WHAT IS REQUIRED » For each statement, say yes or no according to the post about blogging tips, and quote the post's exact words that decide it. 1. Word saves your work automatically, but blog editors do not. 2. Having more comments on a blog lowers its search engine ranking. 3. A blog gets less spam as it becomes more popular.

Posted By By Chris Paradiso, CPIA - Owner and President of Paradiso Financial & Insurance Services, Monday, February 24, 2014
Updated: Friday, February 21, 2014

Who's Afraid of the Big, Bad Blog?
By Chris Paradiso, CPIA

The whole notion of blogging can, for some people, seem daunting.  But it doesn't need to be.  Blogging is simply sharing thoughts and other information in writing-something you've probably been doing in newsletters or e-mails for years.

A key difference between blogs and what you've been doing all along is the platform or delivery method used to share the info.  Blogs are online (the term, "blog," is short for Web Log) and they're often created using a blog editor on Word Press or a similar platform.

Following are some tips that could help ease some of the worries about blogging and get you started  successfully:

1. Save your posts in a Word document. Saving posts in a document rather than crafting them directly in your blog editor can potentially save time and heartache. If something goes wrong—and it invariably does—Word auto-saves content; blog editors don’t, so you could lose what you’ve written.  Once the Word document is ready—and edited—transfer it to your blog editor, "preview” it and then click "publish.”

2. Back up your blog. No matter how careful you are, a blog can get mistakenly deleted in a flash.  I can’t stress enough how important it is to back up your site.  Most hosting services will have a back-up feature in place; know how it works and make sure it’s functional.

3. Pay attention—and respond—to comments. One of the most valuable features of blogging is the ability connect with people. If you fail to respond to comments left by readers, you don’t connect. Don’t ignore what your audience says. Responding to comments not only increases your connection with others, but when casual visitors see you interact, they’re more apt to subscribe.  Plus, more comments and more activity boost your search engine ranking.

4. Filter responses. Legitimate comments are great. SPAM comments? Not so much. Install an automatic SPAM filter on your blog to keep unwanted comments away. is a free Word Press plugin that filters out spam and lets well-intentioned comments appear. Unfortunately, the more popular your blog becomes, the more SPAM you’ll receive, so it’s important to filter out the bad stuff as quickly as possible.

LISTING »
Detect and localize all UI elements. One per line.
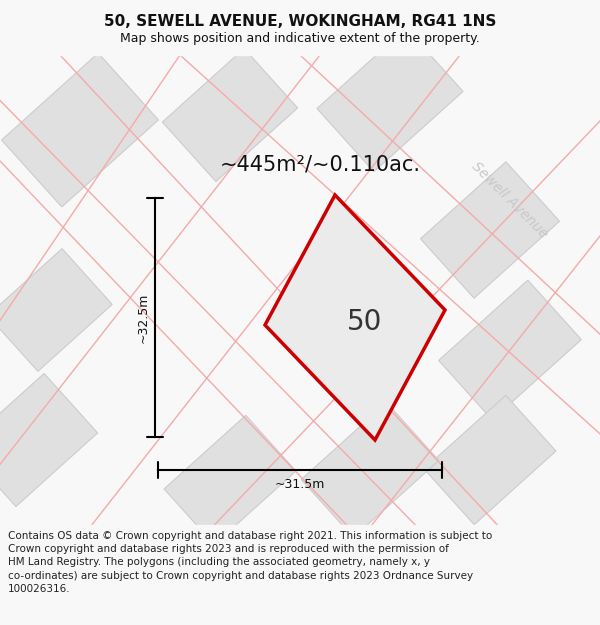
Polygon shape xyxy=(164,416,296,544)
Text: ~32.5m: ~32.5m xyxy=(137,292,150,342)
Text: 50: 50 xyxy=(347,309,383,336)
Polygon shape xyxy=(439,280,581,420)
Bar xyxy=(0,0,600,55)
Polygon shape xyxy=(265,195,445,440)
Polygon shape xyxy=(163,49,298,181)
Text: ~31.5m: ~31.5m xyxy=(275,478,325,491)
Text: ~445m²/~0.110ac.: ~445m²/~0.110ac. xyxy=(220,155,421,175)
Polygon shape xyxy=(0,249,112,371)
Polygon shape xyxy=(301,402,439,538)
Text: 50, SEWELL AVENUE, WOKINGHAM, RG41 1NS: 50, SEWELL AVENUE, WOKINGHAM, RG41 1NS xyxy=(104,14,496,29)
Polygon shape xyxy=(317,28,463,172)
Polygon shape xyxy=(424,396,556,524)
Text: Sewell Avenue: Sewell Avenue xyxy=(469,159,551,241)
Polygon shape xyxy=(2,53,158,207)
Text: Map shows position and indicative extent of the property.: Map shows position and indicative extent… xyxy=(120,32,480,45)
Bar xyxy=(0,525,600,625)
Text: Contains OS data © Crown copyright and database right 2021. This information is : Contains OS data © Crown copyright and d… xyxy=(8,531,492,594)
Polygon shape xyxy=(421,162,559,298)
Polygon shape xyxy=(0,374,98,506)
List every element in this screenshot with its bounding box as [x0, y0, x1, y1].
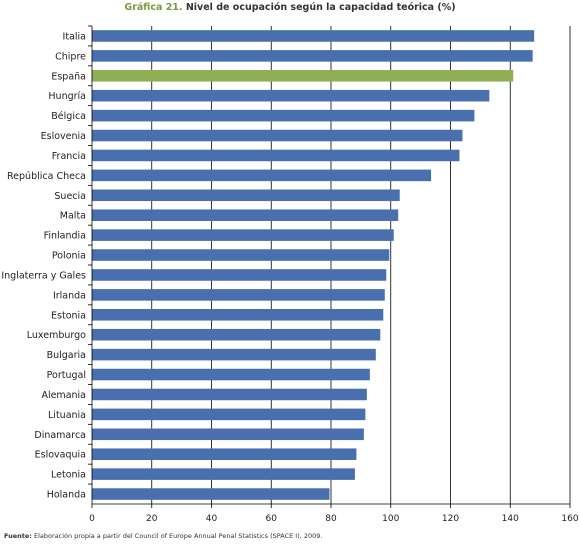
source-label: Fuente: — [4, 532, 32, 540]
category-label: Inglaterra y Gales — [1, 270, 86, 281]
bar — [92, 169, 432, 182]
category-label: Chipre — [55, 51, 86, 62]
x-tick-label: 120 — [442, 514, 459, 524]
category-label: Bélgica — [51, 111, 86, 122]
category-label: España — [51, 71, 86, 82]
bar — [92, 70, 514, 82]
x-tick-label: 100 — [382, 514, 399, 524]
gridlines — [151, 26, 571, 504]
category-label: Lituania — [48, 410, 86, 421]
bar — [92, 328, 381, 341]
bar — [92, 50, 533, 62]
x-tick-label: 60 — [266, 514, 278, 524]
category-label: Polonia — [52, 251, 86, 262]
bar — [92, 89, 490, 102]
category-label: Alemania — [41, 390, 86, 401]
x-tick-label: 80 — [325, 514, 337, 524]
bar — [92, 249, 390, 261]
category-label: Estonia — [51, 310, 86, 321]
category-label: República Checa — [7, 171, 86, 182]
category-label: Suecia — [54, 191, 86, 202]
bar — [92, 209, 399, 221]
category-label: Finlandia — [44, 231, 86, 242]
bar — [92, 149, 460, 162]
bar — [92, 309, 384, 321]
x-tick-label: 0 — [89, 514, 95, 524]
bar — [92, 189, 400, 202]
x-tick-label: 40 — [206, 514, 218, 524]
bar — [92, 468, 355, 480]
category-label: Luxemburgo — [27, 330, 86, 341]
bar — [92, 388, 367, 401]
category-label: Eslovenia — [41, 131, 86, 142]
category-label: Dinamarca — [34, 430, 86, 441]
bar — [92, 30, 535, 42]
bar — [92, 348, 376, 361]
bar — [92, 488, 330, 500]
category-label: Bulgaria — [47, 350, 86, 361]
category-label: Italia — [63, 31, 86, 42]
bar — [92, 229, 394, 241]
category-label: Irlanda — [53, 290, 86, 301]
category-label: Francia — [52, 151, 86, 162]
bar — [92, 368, 370, 381]
x-tick-label: 140 — [502, 514, 519, 524]
chart-title-text: Nivel de ocupación según la capacidad te… — [185, 2, 456, 13]
category-label: Eslovaquia — [35, 450, 86, 461]
x-tick-label: 160 — [561, 514, 578, 524]
x-axis: 0 20 40 60 80 100 120 140 160 — [88, 25, 579, 524]
bar — [92, 408, 366, 421]
bar — [92, 269, 387, 281]
x-tick-label: 20 — [146, 514, 158, 524]
bar — [92, 289, 385, 301]
category-label: Holanda — [47, 490, 86, 501]
category-label: Letonia — [51, 470, 86, 481]
bar — [92, 428, 364, 441]
bar — [92, 129, 463, 142]
category-label: Hungría — [48, 91, 86, 102]
source-note: Fuente: Elaboración propia a partir del … — [4, 532, 322, 540]
bars — [92, 30, 535, 500]
bar — [92, 109, 475, 122]
source-text: Elaboración propia a partir del Council … — [33, 532, 323, 540]
bar — [92, 448, 357, 460]
chart-title-prefix: Gráfica 21. — [124, 2, 183, 13]
chart-title: Gráfica 21. Nivel de ocupación según la … — [0, 2, 580, 13]
category-label: Malta — [60, 211, 86, 222]
category-labels: Italia Chipre España Hungría Bélgica Esloveni… — [1, 31, 86, 500]
category-label: Portugal — [47, 370, 86, 381]
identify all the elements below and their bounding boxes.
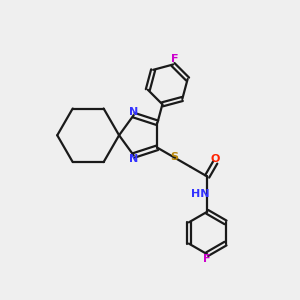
Text: N: N bbox=[129, 154, 138, 164]
Text: F: F bbox=[171, 54, 178, 64]
Text: O: O bbox=[211, 154, 220, 164]
Text: S: S bbox=[170, 152, 178, 162]
Text: F: F bbox=[203, 254, 211, 265]
Text: HN: HN bbox=[190, 189, 209, 199]
Text: N: N bbox=[129, 106, 138, 117]
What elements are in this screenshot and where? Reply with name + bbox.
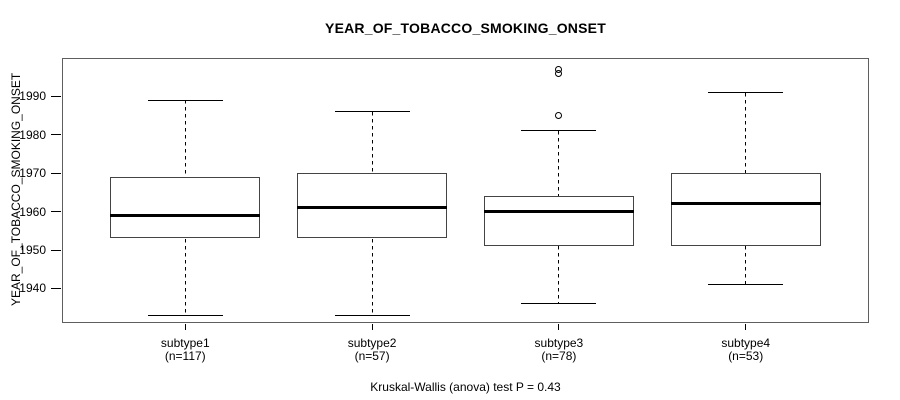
y-axis-title: YEAR_OF_TOBACCO_SMOKING_ONSET	[9, 72, 23, 306]
category-count-label: (n=53)	[728, 349, 764, 363]
whisker-cap-upper	[334, 111, 410, 113]
box-subtype4	[670, 173, 821, 247]
y-tick-label: 1980	[19, 127, 46, 142]
y-tick	[51, 211, 61, 213]
y-tick	[51, 172, 61, 174]
category-label: subtype4	[721, 336, 771, 350]
y-tick-label: 1970	[19, 166, 46, 181]
whisker-cap-lower	[708, 284, 784, 286]
x-tick-label: subtype1 (n=117)	[110, 337, 260, 363]
outlier-point	[555, 66, 563, 74]
whisker-upper	[745, 92, 747, 174]
y-tick	[51, 249, 61, 251]
whisker-cap-upper	[521, 130, 597, 132]
whisker-upper	[184, 100, 186, 178]
y-tick	[51, 95, 61, 97]
median-line	[483, 210, 634, 214]
whisker-lower	[558, 246, 560, 304]
category-count-label: (n=117)	[164, 349, 206, 363]
y-tick	[51, 134, 61, 136]
outlier-point	[555, 112, 563, 120]
stat-test-caption: Kruskal-Wallis (anova) test P = 0.43	[370, 380, 561, 394]
y-tick-label: 1990	[19, 89, 46, 104]
whisker-cap-lower	[334, 314, 410, 316]
category-count-label: (n=57)	[354, 349, 390, 363]
category-label: subtype1	[160, 336, 210, 350]
y-tick-label: 1950	[19, 243, 46, 258]
y-tick	[51, 287, 61, 289]
y-tick-label: 1960	[19, 204, 46, 219]
y-tick-label: 1940	[19, 281, 46, 296]
whisker-lower	[745, 246, 747, 285]
median-line	[670, 202, 821, 206]
x-tick-label: subtype3 (n=78)	[484, 337, 634, 363]
category-count-label: (n=78)	[541, 349, 577, 363]
whisker-cap-lower	[521, 303, 597, 305]
box-subtype3	[483, 196, 634, 247]
whisker-cap-upper	[147, 99, 223, 101]
box-subtype2	[297, 173, 448, 239]
whisker-cap-upper	[708, 92, 784, 94]
median-line	[110, 213, 261, 217]
x-tick	[184, 324, 186, 330]
whisker-upper	[558, 130, 560, 197]
x-tick	[558, 324, 560, 330]
x-tick-label: subtype4 (n=53)	[671, 337, 821, 363]
whisker-cap-lower	[147, 314, 223, 316]
whisker-lower	[184, 238, 186, 316]
whisker-lower	[371, 238, 373, 316]
category-label: subtype3	[534, 336, 584, 350]
median-line	[297, 206, 448, 210]
whisker-upper	[371, 111, 373, 174]
chart-title: YEAR_OF_TOBACCO_SMOKING_ONSET	[325, 20, 606, 36]
box-subtype1	[110, 177, 261, 239]
x-tick	[371, 324, 373, 330]
category-label: subtype2	[347, 336, 397, 350]
x-tick	[745, 324, 747, 330]
x-tick-label: subtype2 (n=57)	[297, 337, 447, 363]
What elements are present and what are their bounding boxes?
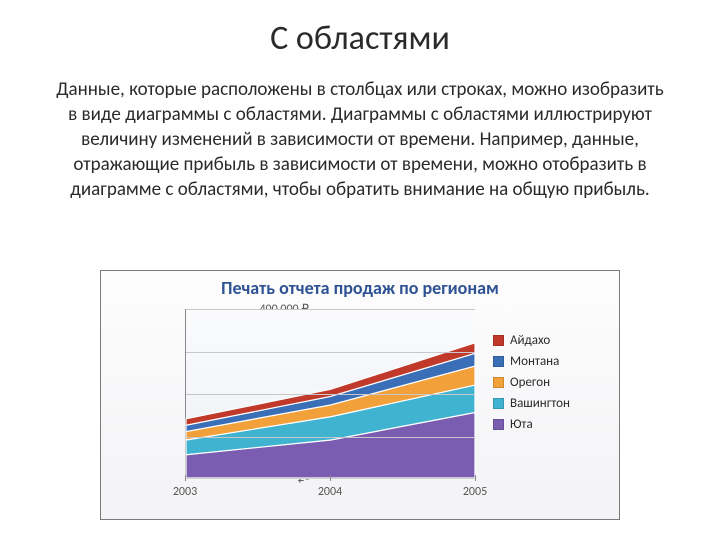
legend-label: Орегон [510,375,550,390]
area-chart: Печать отчета продаж по регионам ₽-100 0… [100,270,620,520]
gridline [186,352,475,353]
legend-label: Вашингтон [510,396,570,411]
legend-item: Юта [493,417,605,432]
legend-swatch [493,398,504,409]
x-tick-label: 2003 [155,485,215,499]
x-tick [475,475,476,481]
legend-swatch [493,377,504,388]
legend-item: Айдахо [493,333,605,348]
legend-label: Айдахо [510,333,550,348]
legend-label: Монтана [510,354,559,369]
legend-item: Монтана [493,354,605,369]
legend-label: Юта [510,417,533,432]
legend-swatch [493,356,504,367]
x-tick-label: 2005 [445,485,505,499]
x-tick-label: 2004 [300,485,360,499]
page-title: С областями [36,18,684,59]
legend-item: Орегон [493,375,605,390]
x-tick [330,475,331,481]
gridline [186,437,475,438]
slide: С областями Данные, которые расположены … [0,0,720,540]
body-text: Данные, которые расположены в столбцах и… [56,77,664,202]
legend-swatch [493,419,504,430]
legend-swatch [493,335,504,346]
legend-item: Вашингтон [493,396,605,411]
gridline [186,394,475,395]
plot-area [185,309,475,479]
gridline [186,309,475,310]
x-tick [185,475,186,481]
chart-inner: ₽-100 000 ₽200 000 ₽300 000 ₽400 000 ₽ 2… [115,305,605,509]
legend: Айдахо Монтана Орегон Вашингтон Юта [493,333,605,438]
chart-title: Печать отчета продаж по регионам [101,271,619,299]
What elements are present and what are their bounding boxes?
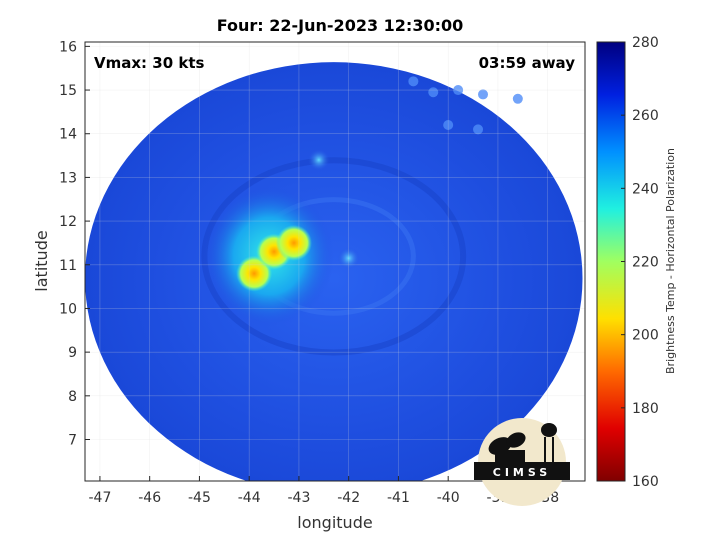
x-tick-label: -46: [138, 490, 161, 506]
logo-text: CIMSS: [493, 466, 551, 479]
heatmap-layer: [85, 62, 583, 481]
x-tick-label: -47: [88, 490, 111, 506]
colorbar-tick-label: 200: [632, 328, 659, 344]
small-cell: [473, 124, 484, 135]
colorbar-tick-label: 180: [632, 401, 659, 417]
x-tick-label: -43: [287, 490, 310, 506]
y-tick-label: 8: [68, 389, 77, 405]
swath-disc: [85, 62, 583, 481]
axes: -47-46-45-44-43-42-41-40-39-387891011121…: [59, 39, 586, 506]
colorbar: 160 180 200 220 240 260 280: [596, 35, 659, 490]
colorbar-tick-label: 280: [632, 35, 659, 51]
x-tick-label: -40: [437, 490, 460, 506]
colorbar-tick-label: 260: [632, 108, 659, 124]
spiral-band: [201, 157, 467, 356]
convective-cell: [337, 247, 360, 270]
satellite-dish-icon: [488, 432, 526, 462]
axes-frame: [84, 41, 586, 482]
grid-lines: [85, 42, 585, 481]
cimss-logo: CIMSS: [474, 418, 570, 506]
y-tick-label: 7: [68, 433, 77, 449]
x-tick-label: -45: [188, 490, 211, 506]
x-tick-label: -44: [238, 490, 261, 506]
colorbar-label: Brightness Temp - Horizontal Polarizatio…: [664, 148, 677, 374]
x-tick-label: -41: [387, 490, 410, 506]
chart-title: Four: 22-Jun-2023 12:30:00: [217, 16, 464, 35]
small-cell: [428, 87, 439, 98]
logo-banner: [474, 462, 570, 480]
colorbar-tick-label: 220: [632, 255, 659, 271]
x-tick-label: -42: [337, 490, 360, 506]
y-tick-label: 15: [59, 83, 77, 99]
colorbar-tick-label: 160: [632, 474, 659, 490]
small-cell: [408, 76, 419, 87]
water-tower-icon: [541, 423, 557, 463]
y-tick-label: 14: [59, 127, 77, 143]
y-tick-label: 16: [59, 39, 77, 55]
y-tick-label: 11: [59, 258, 77, 274]
convective-cell: [307, 148, 330, 171]
away-annotation: 03:59 away: [479, 54, 576, 72]
y-axis-label: latitude: [32, 230, 51, 291]
small-cell: [453, 85, 464, 96]
y-tick-label: 10: [59, 301, 77, 317]
y-tick-label: 13: [59, 170, 77, 186]
x-axis-label: longitude: [297, 513, 372, 532]
y-tick-label: 12: [59, 214, 77, 230]
small-cell: [443, 119, 454, 130]
small-cell: [512, 93, 523, 104]
convective-core: [275, 224, 312, 261]
colorbar-gradient: [596, 41, 626, 482]
y-tick-label: 9: [68, 345, 77, 361]
small-cell: [478, 89, 489, 100]
vmax-annotation: Vmax: 30 kts: [94, 54, 204, 72]
colorbar-tick-label: 240: [632, 181, 659, 197]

ANSWER TO THIS EXERCISE »
1. Yes: "Word auto-saves content; blog editors don’t"
2. No: "more comments and more activity boost your search engine ranking"
3. No: "the more popular your blog becomes, the more SPAM you’ll receive"